Перепишите все строки ниже без единого изменения.

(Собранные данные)
----
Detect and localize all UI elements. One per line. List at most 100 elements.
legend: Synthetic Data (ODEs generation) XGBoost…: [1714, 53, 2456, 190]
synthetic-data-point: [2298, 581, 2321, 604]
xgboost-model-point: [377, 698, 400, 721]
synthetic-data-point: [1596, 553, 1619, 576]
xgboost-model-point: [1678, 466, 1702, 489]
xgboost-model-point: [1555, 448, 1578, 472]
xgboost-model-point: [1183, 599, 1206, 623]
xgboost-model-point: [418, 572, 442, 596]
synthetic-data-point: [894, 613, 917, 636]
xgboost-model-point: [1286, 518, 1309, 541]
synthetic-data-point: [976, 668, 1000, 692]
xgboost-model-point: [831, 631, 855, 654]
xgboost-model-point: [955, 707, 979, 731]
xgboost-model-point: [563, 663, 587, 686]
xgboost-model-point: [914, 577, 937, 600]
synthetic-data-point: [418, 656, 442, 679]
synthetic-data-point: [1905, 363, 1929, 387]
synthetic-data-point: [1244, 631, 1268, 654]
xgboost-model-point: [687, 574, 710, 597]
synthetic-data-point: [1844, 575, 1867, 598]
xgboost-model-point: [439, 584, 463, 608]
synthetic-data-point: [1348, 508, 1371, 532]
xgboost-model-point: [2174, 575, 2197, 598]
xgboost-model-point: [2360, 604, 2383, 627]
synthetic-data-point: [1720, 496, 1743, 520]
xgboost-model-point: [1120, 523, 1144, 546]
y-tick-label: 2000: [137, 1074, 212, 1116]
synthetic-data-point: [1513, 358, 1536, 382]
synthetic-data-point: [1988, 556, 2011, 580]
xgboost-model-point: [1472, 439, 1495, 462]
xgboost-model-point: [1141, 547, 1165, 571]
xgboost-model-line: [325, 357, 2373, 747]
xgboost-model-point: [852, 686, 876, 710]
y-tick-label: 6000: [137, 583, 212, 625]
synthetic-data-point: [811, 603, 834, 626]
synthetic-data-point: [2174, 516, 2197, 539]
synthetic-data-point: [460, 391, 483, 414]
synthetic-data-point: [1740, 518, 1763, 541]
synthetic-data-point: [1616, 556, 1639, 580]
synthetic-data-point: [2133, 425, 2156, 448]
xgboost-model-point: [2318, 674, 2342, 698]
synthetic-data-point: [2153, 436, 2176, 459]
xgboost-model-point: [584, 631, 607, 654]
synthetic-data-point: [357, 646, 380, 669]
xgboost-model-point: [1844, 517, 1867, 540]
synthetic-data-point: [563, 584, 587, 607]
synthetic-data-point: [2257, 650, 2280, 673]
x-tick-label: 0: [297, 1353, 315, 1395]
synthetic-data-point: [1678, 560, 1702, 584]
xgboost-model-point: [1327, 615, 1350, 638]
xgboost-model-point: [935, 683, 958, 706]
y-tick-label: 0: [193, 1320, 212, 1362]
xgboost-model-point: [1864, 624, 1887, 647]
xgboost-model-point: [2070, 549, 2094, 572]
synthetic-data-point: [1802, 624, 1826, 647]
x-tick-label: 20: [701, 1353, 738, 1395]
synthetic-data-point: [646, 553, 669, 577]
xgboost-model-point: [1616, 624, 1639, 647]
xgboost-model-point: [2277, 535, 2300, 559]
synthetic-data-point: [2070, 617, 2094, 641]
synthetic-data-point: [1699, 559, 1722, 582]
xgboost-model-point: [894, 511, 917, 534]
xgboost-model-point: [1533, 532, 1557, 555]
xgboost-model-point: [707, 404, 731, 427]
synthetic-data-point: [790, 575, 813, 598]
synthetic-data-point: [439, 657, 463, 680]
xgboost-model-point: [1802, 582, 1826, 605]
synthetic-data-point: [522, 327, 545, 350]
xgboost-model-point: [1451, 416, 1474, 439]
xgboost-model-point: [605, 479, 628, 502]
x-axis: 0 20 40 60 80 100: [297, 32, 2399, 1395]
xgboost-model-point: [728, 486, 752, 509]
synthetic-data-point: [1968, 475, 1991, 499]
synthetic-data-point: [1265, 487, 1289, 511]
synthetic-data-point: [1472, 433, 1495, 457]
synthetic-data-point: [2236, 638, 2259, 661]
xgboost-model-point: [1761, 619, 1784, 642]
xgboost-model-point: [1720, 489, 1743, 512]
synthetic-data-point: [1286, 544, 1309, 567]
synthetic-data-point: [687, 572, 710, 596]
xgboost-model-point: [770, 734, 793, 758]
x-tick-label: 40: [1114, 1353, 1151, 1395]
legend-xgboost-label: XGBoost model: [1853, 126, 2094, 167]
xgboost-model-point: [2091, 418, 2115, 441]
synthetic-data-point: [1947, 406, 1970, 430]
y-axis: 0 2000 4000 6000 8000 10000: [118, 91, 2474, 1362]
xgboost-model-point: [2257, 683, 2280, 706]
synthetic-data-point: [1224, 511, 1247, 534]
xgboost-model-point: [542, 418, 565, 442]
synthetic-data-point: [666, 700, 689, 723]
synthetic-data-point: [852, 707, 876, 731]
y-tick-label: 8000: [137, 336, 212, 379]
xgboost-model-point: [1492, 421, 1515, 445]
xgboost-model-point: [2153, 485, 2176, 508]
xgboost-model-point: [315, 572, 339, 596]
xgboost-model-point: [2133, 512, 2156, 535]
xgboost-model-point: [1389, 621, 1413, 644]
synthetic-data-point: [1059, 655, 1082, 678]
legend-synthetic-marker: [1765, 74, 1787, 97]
----
- [ГОТОВОЕ РЕШЕНИЕ]:
Detect and localize all UI elements. One per line. List at most 100 elements.
legend: Synthetic Data (ODEs generation) XGBoost…: [1714, 53, 2456, 190]
synthetic-data-point: [2298, 581, 2321, 604]
xgboost-model-point: [377, 698, 400, 721]
synthetic-data-point: [1596, 553, 1619, 576]
xgboost-model-point: [1678, 466, 1702, 489]
xgboost-model-point: [1555, 448, 1578, 472]
xgboost-model-point: [1183, 599, 1206, 623]
xgboost-model-point: [418, 572, 442, 596]
synthetic-data-point: [894, 613, 917, 636]
xgboost-model-point: [1286, 518, 1309, 541]
synthetic-data-point: [976, 668, 1000, 692]
xgboost-model-point: [831, 631, 855, 654]
xgboost-model-point: [955, 707, 979, 731]
xgboost-model-point: [563, 663, 587, 686]
xgboost-model-point: [914, 577, 937, 600]
synthetic-data-point: [418, 656, 442, 679]
synthetic-data-point: [1905, 363, 1929, 387]
synthetic-data-point: [1244, 631, 1268, 654]
xgboost-model-point: [687, 574, 710, 597]
synthetic-data-point: [1844, 575, 1867, 598]
xgboost-model-point: [439, 584, 463, 608]
synthetic-data-point: [1348, 508, 1371, 532]
xgboost-model-point: [2174, 575, 2197, 598]
xgboost-model-point: [2360, 604, 2383, 627]
synthetic-data-point: [1720, 496, 1743, 520]
xgboost-model-point: [1120, 523, 1144, 546]
y-tick-label: 2000: [137, 1074, 212, 1116]
synthetic-data-point: [1513, 358, 1536, 382]
synthetic-data-point: [1988, 556, 2011, 580]
xgboost-model-point: [1472, 439, 1495, 462]
xgboost-model-point: [1141, 547, 1165, 571]
xgboost-model-line: [325, 357, 2373, 747]
xgboost-model-point: [852, 686, 876, 710]
y-tick-label: 6000: [137, 583, 212, 625]
synthetic-data-point: [811, 603, 834, 626]
synthetic-data-point: [2174, 516, 2197, 539]
synthetic-data-point: [460, 391, 483, 414]
synthetic-data-point: [1740, 518, 1763, 541]
synthetic-data-point: [1616, 556, 1639, 580]
synthetic-data-point: [2133, 425, 2156, 448]
xgboost-model-point: [2318, 674, 2342, 698]
synthetic-data-point: [2153, 436, 2176, 459]
xgboost-model-point: [584, 631, 607, 654]
synthetic-data-point: [357, 646, 380, 669]
xgboost-model-point: [1844, 517, 1867, 540]
synthetic-data-point: [563, 584, 587, 607]
synthetic-data-point: [2257, 650, 2280, 673]
x-tick-label: 0: [297, 1353, 315, 1395]
synthetic-data-point: [1678, 560, 1702, 584]
xgboost-model-point: [1327, 615, 1350, 638]
xgboost-model-point: [935, 683, 958, 706]
y-tick-label: 0: [193, 1320, 212, 1362]
xgboost-model-point: [1864, 624, 1887, 647]
xgboost-model-point: [2070, 549, 2094, 572]
synthetic-data-point: [1802, 624, 1826, 647]
x-tick-label: 20: [701, 1353, 738, 1395]
synthetic-data-point: [646, 553, 669, 577]
xgboost-model-point: [1616, 624, 1639, 647]
xgboost-model-point: [2277, 535, 2300, 559]
synthetic-data-point: [2070, 617, 2094, 641]
synthetic-data-point: [1699, 559, 1722, 582]
xgboost-model-point: [894, 511, 917, 534]
xgboost-model-point: [1533, 532, 1557, 555]
xgboost-model-point: [707, 404, 731, 427]
synthetic-data-point: [790, 575, 813, 598]
synthetic-data-point: [439, 657, 463, 680]
xgboost-model-point: [1802, 582, 1826, 605]
synthetic-data-point: [522, 327, 545, 350]
xgboost-model-point: [1451, 416, 1474, 439]
xgboost-model-point: [605, 479, 628, 502]
x-axis: 0 20 40 60 80 100: [297, 32, 2399, 1395]
xgboost-model-point: [728, 486, 752, 509]
synthetic-data-point: [1968, 475, 1991, 499]
synthetic-data-point: [1265, 487, 1289, 511]
synthetic-data-point: [1472, 433, 1495, 457]
synthetic-data-point: [2236, 638, 2259, 661]
xgboost-model-point: [1761, 619, 1784, 642]
xgboost-model-point: [1720, 489, 1743, 512]
synthetic-data-point: [1286, 544, 1309, 567]
synthetic-data-point: [687, 572, 710, 596]
xgboost-model-point: [770, 734, 793, 758]
x-tick-label: 40: [1114, 1353, 1151, 1395]
legend-xgboost-label: XGBoost model: [1853, 126, 2094, 167]
xgboost-model-point: [2091, 418, 2115, 441]
synthetic-data-point: [1947, 406, 1970, 430]
y-axis: 0 2000 4000 6000 8000 10000: [118, 91, 2474, 1362]
xgboost-model-point: [2257, 683, 2280, 706]
synthetic-data-point: [1224, 511, 1247, 534]
xgboost-model-point: [542, 418, 565, 442]
synthetic-data-point: [666, 700, 689, 723]
synthetic-data-point: [852, 707, 876, 731]
y-tick-label: 8000: [137, 336, 212, 379]
xgboost-model-point: [1492, 421, 1515, 445]
xgboost-model-point: [2153, 485, 2176, 508]
xgboost-model-point: [315, 572, 339, 596]
xgboost-model-point: [2133, 512, 2156, 535]
xgboost-model-point: [1389, 621, 1413, 644]
synthetic-data-point: [1059, 655, 1082, 678]
legend-synthetic-marker: [1765, 74, 1787, 97]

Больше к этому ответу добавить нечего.